(Stored data entries)
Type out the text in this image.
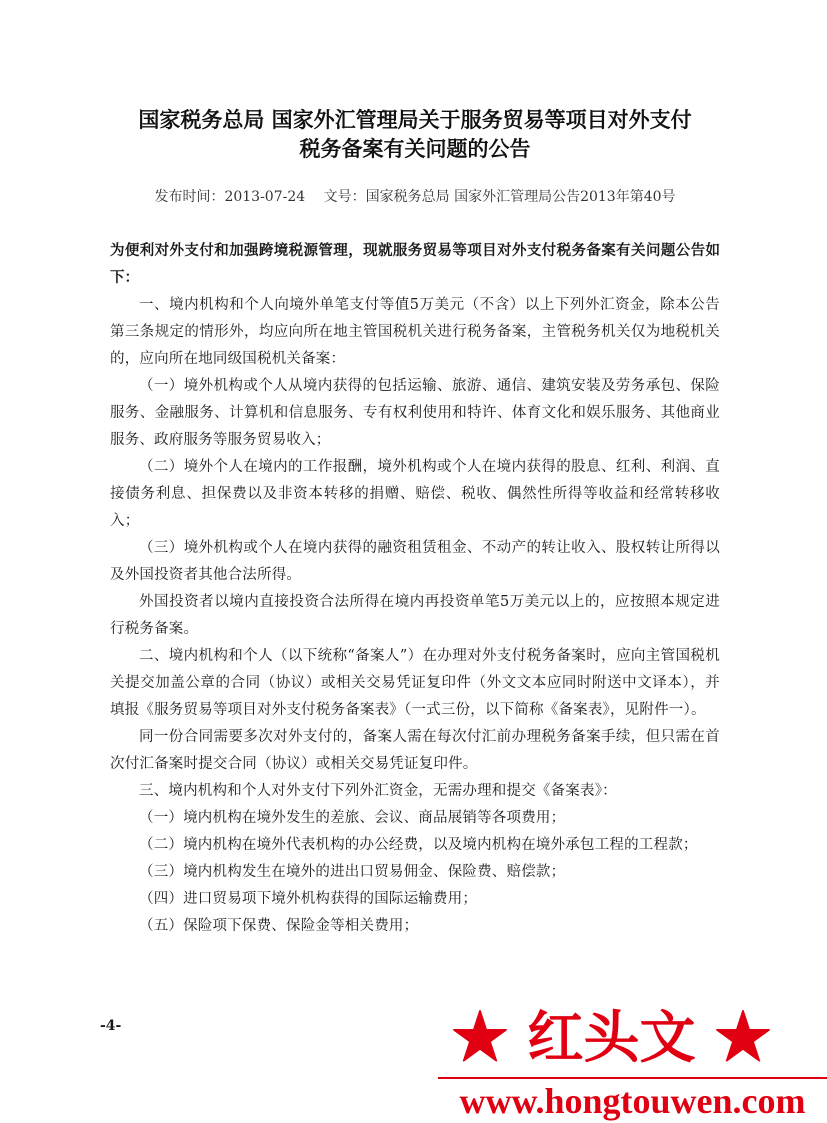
国家税务总局 国家外汇管理局关于服务贸易等项目对外支付
税务备案有关问题的公告
发布时间：2013-07-24 文号：国家税务总局 国家外汇管理局公告2013年第40号
为便利对外支付和加强跨境税源管理，现就服务贸易等项目对外支付税务备案有关问题公告如下：

一、境内机构和个人向境外单笔支付等值5万美元（不含）以上下列外汇资金，除本公告第三条规定的情形外，均应向所在地主管国税机关进行税务备案，主管税务机关仅为地税机关的，应向所在地同级国税机关备案：

（一）境外机构或个人从境内获得的包括运输、旅游、通信、建筑安装及劳务承包、保险服务、金融服务、计算机和信息服务、专有权利使用和特许、体育文化和娱乐服务、其他商业服务、政府服务等服务贸易收入；

（二）境外个人在境内的工作报酬，境外机构或个人在境内获得的股息、红利、利润、直接债务利息、担保费以及非资本转移的捐赠、赔偿、税收、偶然性所得等收益和经常转移收入；

（三）境外机构或个人在境内获得的融资租赁租金、不动产的转让收入、股权转让所得以及外国投资者其他合法所得。

外国投资者以境内直接投资合法所得在境内再投资单笔5万美元以上的，应按照本规定进行税务备案。

二、境内机构和个人（以下统称“备案人”）在办理对外支付税务备案时，应向主管国税机关提交加盖公章的合同（协议）或相关交易凭证复印件（外文文本应同时附送中文译本），并填报《服务贸易等项目对外支付税务备案表》（一式三份，以下简称《备案表》，见附件一）。

同一份合同需要多次对外支付的，备案人需在每次付汇前办理税务备案手续，但只需在首次付汇备案时提交合同（协议）或相关交易凭证复印件。

三、境内机构和个人对外支付下列外汇资金，无需办理和提交《备案表》：

（一）境内机构在境外发生的差旅、会议、商品展销等各项费用；

（二）境内机构在境外代表机构的办公经费，以及境内机构在境外承包工程的工程款；

（三）境内机构发生在境外的进出口贸易佣金、保险费、赔偿款；

（四）进口贸易项下境外机构获得的国际运输费用；

（五）保险项下保费、保险金等相关费用；

-4-	★ 红头文 ★
www.hongtouwen.com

Stated goal>
Copy every record character for character. Skip the pictures.

Finished exercise>
Type out the text in this image.
国家税务总局 国家外汇管理局关于服务贸易等项目对外支付
税务备案有关问题的公告
发布时间：2013-07-24 文号：国家税务总局 国家外汇管理局公告2013年第40号
为便利对外支付和加强跨境税源管理，现就服务贸易等项目对外支付税务备案有关问题公告如下：

一、境内机构和个人向境外单笔支付等值5万美元（不含）以上下列外汇资金，除本公告第三条规定的情形外，均应向所在地主管国税机关进行税务备案，主管税务机关仅为地税机关的，应向所在地同级国税机关备案：

（一）境外机构或个人从境内获得的包括运输、旅游、通信、建筑安装及劳务承包、保险服务、金融服务、计算机和信息服务、专有权利使用和特许、体育文化和娱乐服务、其他商业服务、政府服务等服务贸易收入；

（二）境外个人在境内的工作报酬，境外机构或个人在境内获得的股息、红利、利润、直接债务利息、担保费以及非资本转移的捐赠、赔偿、税收、偶然性所得等收益和经常转移收入；

（三）境外机构或个人在境内获得的融资租赁租金、不动产的转让收入、股权转让所得以及外国投资者其他合法所得。

外国投资者以境内直接投资合法所得在境内再投资单笔5万美元以上的，应按照本规定进行税务备案。

二、境内机构和个人（以下统称“备案人”）在办理对外支付税务备案时，应向主管国税机关提交加盖公章的合同（协议）或相关交易凭证复印件（外文文本应同时附送中文译本），并填报《服务贸易等项目对外支付税务备案表》（一式三份，以下简称《备案表》，见附件一）。

同一份合同需要多次对外支付的，备案人需在每次付汇前办理税务备案手续，但只需在首次付汇备案时提交合同（协议）或相关交易凭证复印件。

三、境内机构和个人对外支付下列外汇资金，无需办理和提交《备案表》：

（一）境内机构在境外发生的差旅、会议、商品展销等各项费用；

（二）境内机构在境外代表机构的办公经费，以及境内机构在境外承包工程的工程款；

（三）境内机构发生在境外的进出口贸易佣金、保险费、赔偿款；

（四）进口贸易项下境外机构获得的国际运输费用；

（五）保险项下保费、保险金等相关费用；

-4-	★ 红头文 ★
www.hongtouwen.com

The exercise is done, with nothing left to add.